━━ Data provided ━━

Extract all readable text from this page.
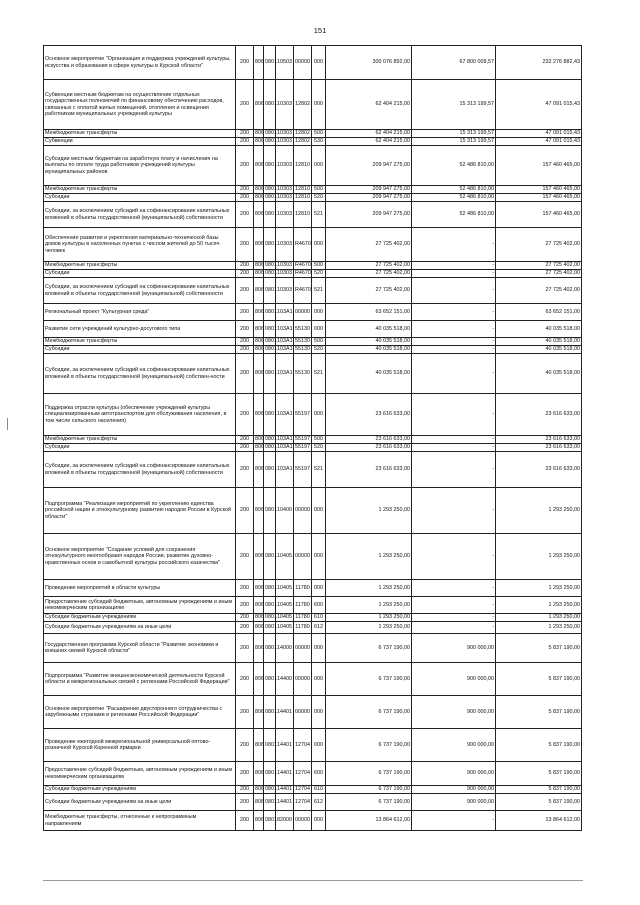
151
Основное мероприятие "Организация и поддержка учреждений культуры, искусства и образования в сфере культуры в Курской области"	200	806	0801	10503	00000	000	300 076 892,00	67 800 009,57	232 276 882,43
Субвенции местным бюджетам на осуществление отдельных государственных полномочий по финансовому обеспечению расходов, связанных с оплатой жилых помещений, отопления и освещения работникам муниципальных учреждений культуры	200	806	0801	10303	12802	000	62 404 215,00	15 313 199,57	47 091 015,43
Межбюджетные трансферты	200	806	0801	10303	12802	500	62 404 215,00	15 313 199,57	47 091 015,43
Субвенции	200	806	0801	10303	12802	530	62 404 215,00	15 313 199,57	47 091 015,43
Субсидии местным бюджетам на заработную плату и начисления на выплаты по оплате труда работников учреждений культуры муниципальных районов	200	806	0801	10303	12810	000	209 947 275,00	52 486 810,00	157 460 465,00
Межбюджетные трансферты	200	806	0801	10303	12810	500	209 947 275,00	52 486 810,00	157 460 465,00
Субсидии	200	806	0801	10303	12810	520	209 947 275,00	52 486 810,00	157 460 465,00
Субсидии, за исключением субсидий на софинансирование капитальных вложений в объекты государственной (муниципальной) собственности	200	806	0801	10303	12810	521	209 947 275,00	52 486 810,00	157 460 465,00
Обеспечение развития и укрепления материально-технической базы домов культуры в населенных пунктах с числом жителей до 50 тысяч человек	200	806	0801	10303	R4670	000	27 725 402,00	-	27 725 402,00
Межбюджетные трансферты	200	806	0801	10303	R4670	500	27 725 402,00	-	27 725 402,00
Субсидии	200	806	0801	10303	R4670	520	27 725 402,00	-	27 725 402,00
Субсидии, за исключением субсидий на софинансирование капитальных вложений в объекты государственной (муниципальной) собственности	200	806	0801	10303	R4670	521	27 725 402,00	-	27 725 402,00
Региональный проект "Культурная среда"	200	806	0801	103A1	00000	000	63 652 151,00	-	63 652 151,00
Развитие сети учреждений культурно-досугового типа	200	806	0801	103A1	55130	000	40 035 518,00	-	40 035 518,00
Межбюджетные трансферты	200	806	0801	103A1	55130	500	40 035 518,00	-	40 035 518,00
Субсидии	200	806	0801	103A1	55130	520	40 035 518,00	-	40 035 518,00
Субсидии, за исключением субсидий на софинансирование капитальных вложений в объекты государственной (муниципальной) собствен-ности	200	806	0801	103A1	55130	521	40 035 518,00	-	40 035 518,00
Поддержка отрасли культуры (обеспечение учреждений культуры специализированным автотранспортом для обслуживания населения, в том числе сельского населения)	200	806	0801	103A1	55197	000	23 616 633,00	-	23 616 633,00
Межбюджетные трансферты	200	806	0801	103A1	55197	500	23 616 633,00	-	23 616 633,00
Субсидии	200	806	0801	103A1	55197	520	23 616 633,00	-	23 616 633,00
Субсидии, за исключением субсидий на софинансирование капитальных вложений в объекты государственной (муниципальной) собственности	200	806	0801	103A1	55197	521	23 616 633,00	-	23 616 633,00
Подпрограмма "Реализация мероприятий по укреплению единства российской нации и этнокультурному развитию народов России в Курской области"	200	806	0801	10400	00000	000	1 293 250,00	-	1 293 250,00
Основное мероприятие "Создание условий для сохранения этнокультурного многообразия народов России, развитие духовно-нравственных основ и самобытной культуры российского казачества"	200	806	0801	10405	00000	000	1 293 250,00	-	1 293 250,00
Проведение мероприятий в области культуры	200	806	0801	10405	11780	000	1 293 250,00	-	1 293 250,00
Предоставление субсидий бюджетным, автономным учреждениям и иным некоммерческим организациям	200	806	0801	10405	11780	600	1 293 250,00	-	1 293 250,00
Субсидии бюджетным учреждениям	200	806	0801	10405	11780	610	1 293 250,00	-	1 293 250,00
Субсидии бюджетным учреждениям на иные цели	200	806	0801	10405	11780	612	1 293 250,00	-	1 293 250,00
Государственная программа Курской области "Развитие экономики и внешних связей Курской области"	200	806	0801	14000	00000	000	6 737 190,00	900 000,00	5 837 190,00
Подпрограмма "Развитие внешнеэкономической деятельности Курской области и межрегиональных связей с регионами Российской Федерации"	200	806	0801	14400	00000	000	6 737 190,00	900 000,00	5 837 190,00
Основное мероприятие "Расширение двустороннего сотрудничества с зарубежными странами и регионами Российской Федерации"	200	806	0801	14401	00000	000	6 737 190,00	900 000,00	5 837 190,00
Проведение ежегодной межрегиональной универсальной оптово-розничной Курской Коренной ярмарки	200	806	0801	14401	12704	000	6 737 190,00	900 000,00	5 837 190,00
Предоставление субсидий бюджетным, автономным учреждениям и иным некоммерческим организациям	200	806	0801	14401	12704	600	6 737 190,00	900 000,00	5 837 190,00
Субсидии бюджетным учреждениям	200	806	0801	14401	12704	610	6 737 190,00	900 000,00	5 837 190,00
Субсидии бюджетным учреждениям на иные цели	200	806	0801	14401	12704	612	6 737 190,00	900 000,00	5 837 190,00
Межбюджетные трансферты, отнесенные к непрограммным направлениям	200	806	0801	82000	00000	000	13 864 612,00	-	13 864 612,00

━━━

# Task to complete
Of the lines in the data above, how many contain the word "некоммерческим"? Give only that figure.

# Full answer
2